■ Exercise input:

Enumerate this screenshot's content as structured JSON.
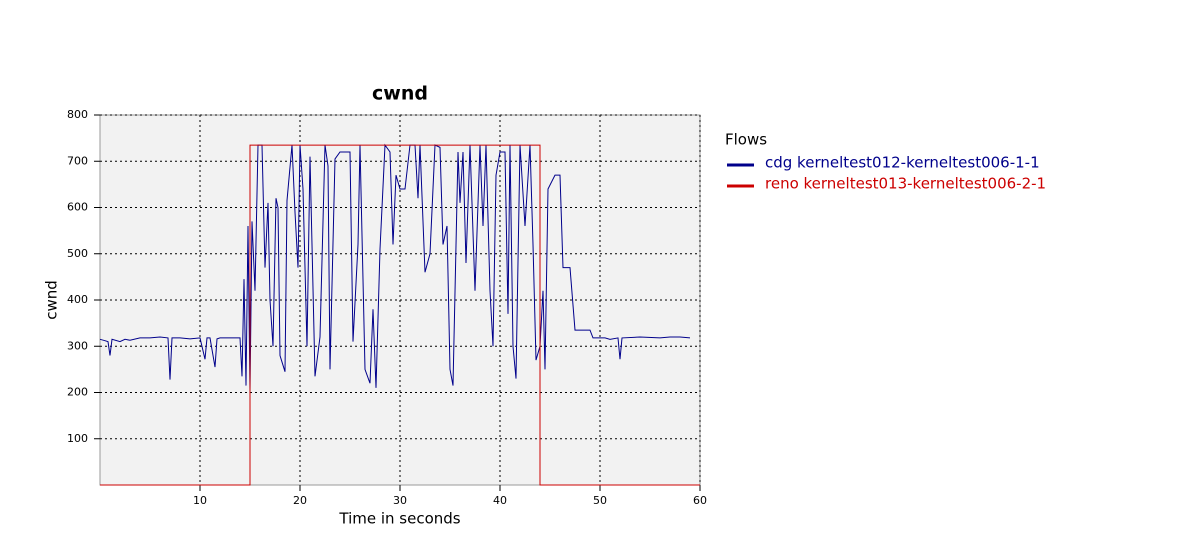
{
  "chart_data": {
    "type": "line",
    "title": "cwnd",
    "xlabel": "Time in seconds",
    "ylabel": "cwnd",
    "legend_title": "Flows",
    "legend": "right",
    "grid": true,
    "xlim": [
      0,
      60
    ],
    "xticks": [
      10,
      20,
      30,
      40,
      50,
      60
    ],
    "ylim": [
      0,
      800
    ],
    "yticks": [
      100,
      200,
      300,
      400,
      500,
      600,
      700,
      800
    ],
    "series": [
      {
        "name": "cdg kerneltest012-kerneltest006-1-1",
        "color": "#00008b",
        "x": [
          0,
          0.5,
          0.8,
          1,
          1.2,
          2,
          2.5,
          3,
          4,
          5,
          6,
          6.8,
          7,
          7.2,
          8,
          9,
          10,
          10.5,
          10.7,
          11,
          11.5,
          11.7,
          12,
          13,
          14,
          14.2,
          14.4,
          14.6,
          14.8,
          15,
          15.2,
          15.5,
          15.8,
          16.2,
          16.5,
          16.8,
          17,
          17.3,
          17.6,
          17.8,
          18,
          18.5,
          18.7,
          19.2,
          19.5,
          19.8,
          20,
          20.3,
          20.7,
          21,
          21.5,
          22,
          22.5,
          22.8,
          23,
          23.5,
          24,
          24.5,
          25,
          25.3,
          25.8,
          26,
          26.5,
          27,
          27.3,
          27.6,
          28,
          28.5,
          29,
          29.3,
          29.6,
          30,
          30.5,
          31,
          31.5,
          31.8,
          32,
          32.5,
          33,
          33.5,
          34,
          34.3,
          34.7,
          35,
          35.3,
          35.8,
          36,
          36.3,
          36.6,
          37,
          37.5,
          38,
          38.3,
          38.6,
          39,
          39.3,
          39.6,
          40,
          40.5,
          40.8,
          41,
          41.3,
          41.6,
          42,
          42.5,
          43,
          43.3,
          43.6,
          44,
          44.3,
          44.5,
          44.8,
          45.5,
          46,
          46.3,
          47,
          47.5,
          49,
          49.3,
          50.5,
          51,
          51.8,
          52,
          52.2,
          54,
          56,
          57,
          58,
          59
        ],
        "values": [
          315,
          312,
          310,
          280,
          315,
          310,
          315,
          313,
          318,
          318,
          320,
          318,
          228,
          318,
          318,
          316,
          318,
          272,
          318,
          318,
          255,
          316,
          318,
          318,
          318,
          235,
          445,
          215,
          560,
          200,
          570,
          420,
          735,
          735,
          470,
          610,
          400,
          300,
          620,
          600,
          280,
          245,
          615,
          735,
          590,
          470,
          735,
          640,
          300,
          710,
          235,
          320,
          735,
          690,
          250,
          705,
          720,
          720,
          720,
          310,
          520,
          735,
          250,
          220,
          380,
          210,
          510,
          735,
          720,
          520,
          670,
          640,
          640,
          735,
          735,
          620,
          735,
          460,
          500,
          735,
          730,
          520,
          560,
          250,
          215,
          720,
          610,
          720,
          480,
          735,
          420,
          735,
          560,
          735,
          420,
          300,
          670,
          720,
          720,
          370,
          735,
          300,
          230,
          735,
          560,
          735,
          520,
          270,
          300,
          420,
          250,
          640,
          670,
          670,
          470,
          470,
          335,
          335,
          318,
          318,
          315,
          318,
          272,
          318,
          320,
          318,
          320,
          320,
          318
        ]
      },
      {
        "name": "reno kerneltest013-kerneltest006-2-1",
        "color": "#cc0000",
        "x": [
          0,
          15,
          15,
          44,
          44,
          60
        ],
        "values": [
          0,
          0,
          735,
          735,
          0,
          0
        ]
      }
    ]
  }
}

■ Exercise aim: Track down the lines that include the word "name" and copy them.

■ Response below:
        "name": "cdg kerneltest012-kerneltest006-1-1",
        "name": "reno kerneltest013-kerneltest006-2-1",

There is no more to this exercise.